» Supplied material

^^^^^^^^

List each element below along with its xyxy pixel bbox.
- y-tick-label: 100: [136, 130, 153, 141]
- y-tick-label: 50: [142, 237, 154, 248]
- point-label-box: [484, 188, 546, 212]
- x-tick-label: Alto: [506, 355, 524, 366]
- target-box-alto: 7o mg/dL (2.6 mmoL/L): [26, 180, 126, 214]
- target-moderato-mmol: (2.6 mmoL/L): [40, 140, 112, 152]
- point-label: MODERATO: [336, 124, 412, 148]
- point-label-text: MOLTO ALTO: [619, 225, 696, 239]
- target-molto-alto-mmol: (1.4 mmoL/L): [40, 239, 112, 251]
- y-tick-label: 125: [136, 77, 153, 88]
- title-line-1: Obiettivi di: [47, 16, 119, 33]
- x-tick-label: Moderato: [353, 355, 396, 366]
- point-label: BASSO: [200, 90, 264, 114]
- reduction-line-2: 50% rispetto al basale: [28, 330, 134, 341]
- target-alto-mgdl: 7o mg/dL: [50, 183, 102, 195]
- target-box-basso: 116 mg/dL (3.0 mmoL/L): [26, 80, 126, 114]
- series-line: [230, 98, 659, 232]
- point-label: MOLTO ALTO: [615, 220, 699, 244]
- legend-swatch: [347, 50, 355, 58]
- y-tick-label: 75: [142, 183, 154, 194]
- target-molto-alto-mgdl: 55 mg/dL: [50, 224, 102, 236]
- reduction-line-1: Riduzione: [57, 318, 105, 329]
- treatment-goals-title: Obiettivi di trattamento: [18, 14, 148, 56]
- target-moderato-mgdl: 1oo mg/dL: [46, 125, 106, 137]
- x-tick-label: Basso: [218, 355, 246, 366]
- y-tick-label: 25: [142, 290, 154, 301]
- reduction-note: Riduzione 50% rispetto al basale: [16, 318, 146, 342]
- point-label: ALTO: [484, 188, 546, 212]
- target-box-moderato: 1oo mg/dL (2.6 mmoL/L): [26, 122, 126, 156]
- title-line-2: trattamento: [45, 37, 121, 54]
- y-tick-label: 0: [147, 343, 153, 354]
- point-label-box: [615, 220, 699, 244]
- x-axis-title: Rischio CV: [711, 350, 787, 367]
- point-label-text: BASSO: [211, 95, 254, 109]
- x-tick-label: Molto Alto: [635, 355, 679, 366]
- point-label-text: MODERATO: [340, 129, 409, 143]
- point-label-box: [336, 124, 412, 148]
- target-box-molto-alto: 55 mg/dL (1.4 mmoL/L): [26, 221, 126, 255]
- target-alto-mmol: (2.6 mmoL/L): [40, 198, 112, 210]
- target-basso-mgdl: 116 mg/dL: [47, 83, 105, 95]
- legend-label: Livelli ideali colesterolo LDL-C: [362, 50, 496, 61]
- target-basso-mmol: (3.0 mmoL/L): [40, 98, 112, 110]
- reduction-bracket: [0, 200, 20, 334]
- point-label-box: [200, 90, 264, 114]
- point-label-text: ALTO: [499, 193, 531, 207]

^^^^^^^^

Write out the lines above without changes, from the first one through the line containing "- x-axis-title: Rischio", including that line.

List each element below along with its xyxy pixel bbox.
- y-tick-label: 100: [136, 130, 153, 141]
- y-tick-label: 50: [142, 237, 154, 248]
- point-label-box: [484, 188, 546, 212]
- x-tick-label: Alto: [506, 355, 524, 366]
- target-box-alto: 7o mg/dL (2.6 mmoL/L): [26, 180, 126, 214]
- target-moderato-mmol: (2.6 mmoL/L): [40, 140, 112, 152]
- point-label: MODERATO: [336, 124, 412, 148]
- point-label-text: MOLTO ALTO: [619, 225, 696, 239]
- target-molto-alto-mmol: (1.4 mmoL/L): [40, 239, 112, 251]
- y-tick-label: 125: [136, 77, 153, 88]
- title-line-1: Obiettivi di: [47, 16, 119, 33]
- x-tick-label: Moderato: [353, 355, 396, 366]
- point-label: BASSO: [200, 90, 264, 114]
- reduction-line-2: 50% rispetto al basale: [28, 330, 134, 341]
- target-alto-mgdl: 7o mg/dL: [50, 183, 102, 195]
- target-box-basso: 116 mg/dL (3.0 mmoL/L): [26, 80, 126, 114]
- series-line: [230, 98, 659, 232]
- point-label: MOLTO ALTO: [615, 220, 699, 244]
- legend-swatch: [347, 50, 355, 58]
- y-tick-label: 75: [142, 183, 154, 194]
- target-molto-alto-mgdl: 55 mg/dL: [50, 224, 102, 236]
- reduction-line-1: Riduzione: [57, 318, 105, 329]
- treatment-goals-title: Obiettivi di trattamento: [18, 14, 148, 56]
- target-moderato-mgdl: 1oo mg/dL: [46, 125, 106, 137]
- x-tick-label: Basso: [218, 355, 246, 366]
- y-tick-label: 25: [142, 290, 154, 301]
- reduction-note: Riduzione 50% rispetto al basale: [16, 318, 146, 342]
- point-label: ALTO: [484, 188, 546, 212]
- target-box-moderato: 1oo mg/dL (2.6 mmoL/L): [26, 122, 126, 156]
- title-line-2: trattamento: [45, 37, 121, 54]
- y-tick-label: 0: [147, 343, 153, 354]
- point-label-box: [615, 220, 699, 244]
- x-axis-title: Rischio CV: [711, 350, 787, 367]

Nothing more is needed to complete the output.